--- Given records ---
──────

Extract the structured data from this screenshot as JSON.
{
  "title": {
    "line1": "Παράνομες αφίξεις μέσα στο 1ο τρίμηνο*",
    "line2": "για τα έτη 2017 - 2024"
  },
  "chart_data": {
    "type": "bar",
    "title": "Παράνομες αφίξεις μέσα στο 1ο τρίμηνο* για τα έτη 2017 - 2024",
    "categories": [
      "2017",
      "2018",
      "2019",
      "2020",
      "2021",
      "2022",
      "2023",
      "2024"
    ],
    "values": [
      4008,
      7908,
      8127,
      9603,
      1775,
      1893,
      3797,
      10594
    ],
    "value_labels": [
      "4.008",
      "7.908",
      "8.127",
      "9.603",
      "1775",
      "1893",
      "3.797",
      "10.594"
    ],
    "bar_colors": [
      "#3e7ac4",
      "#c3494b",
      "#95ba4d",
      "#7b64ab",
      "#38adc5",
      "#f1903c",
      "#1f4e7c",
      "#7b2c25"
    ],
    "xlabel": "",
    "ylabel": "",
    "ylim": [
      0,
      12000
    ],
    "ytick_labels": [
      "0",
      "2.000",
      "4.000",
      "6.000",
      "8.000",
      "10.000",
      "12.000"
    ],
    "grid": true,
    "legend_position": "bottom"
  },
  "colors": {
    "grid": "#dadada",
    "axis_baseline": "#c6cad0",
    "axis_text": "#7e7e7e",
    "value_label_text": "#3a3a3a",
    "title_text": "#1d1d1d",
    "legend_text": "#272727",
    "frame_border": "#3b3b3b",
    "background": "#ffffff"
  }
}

──────

Transcribe the full listing above without leaving anything out.

--- Response to this exercise ---
Extract the structured data from this screenshot as JSON.
{
  "title": {
    "line1": "Παράνομες αφίξεις μέσα στο 1ο τρίμηνο*",
    "line2": "για τα έτη 2017 - 2024"
  },
  "chart_data": {
    "type": "bar",
    "title": "Παράνομες αφίξεις μέσα στο 1ο τρίμηνο* για τα έτη 2017 - 2024",
    "categories": [
      "2017",
      "2018",
      "2019",
      "2020",
      "2021",
      "2022",
      "2023",
      "2024"
    ],
    "values": [
      4008,
      7908,
      8127,
      9603,
      1775,
      1893,
      3797,
      10594
    ],
    "value_labels": [
      "4.008",
      "7.908",
      "8.127",
      "9.603",
      "1775",
      "1893",
      "3.797",
      "10.594"
    ],
    "bar_colors": [
      "#3e7ac4",
      "#c3494b",
      "#95ba4d",
      "#7b64ab",
      "#38adc5",
      "#f1903c",
      "#1f4e7c",
      "#7b2c25"
    ],
    "xlabel": "",
    "ylabel": "",
    "ylim": [
      0,
      12000
    ],
    "ytick_labels": [
      "0",
      "2.000",
      "4.000",
      "6.000",
      "8.000",
      "10.000",
      "12.000"
    ],
    "grid": true,
    "legend_position": "bottom"
  },
  "colors": {
    "grid": "#dadada",
    "axis_baseline": "#c6cad0",
    "axis_text": "#7e7e7e",
    "value_label_text": "#3a3a3a",
    "title_text": "#1d1d1d",
    "legend_text": "#272727",
    "frame_border": "#3b3b3b",
    "background": "#ffffff"
  }
}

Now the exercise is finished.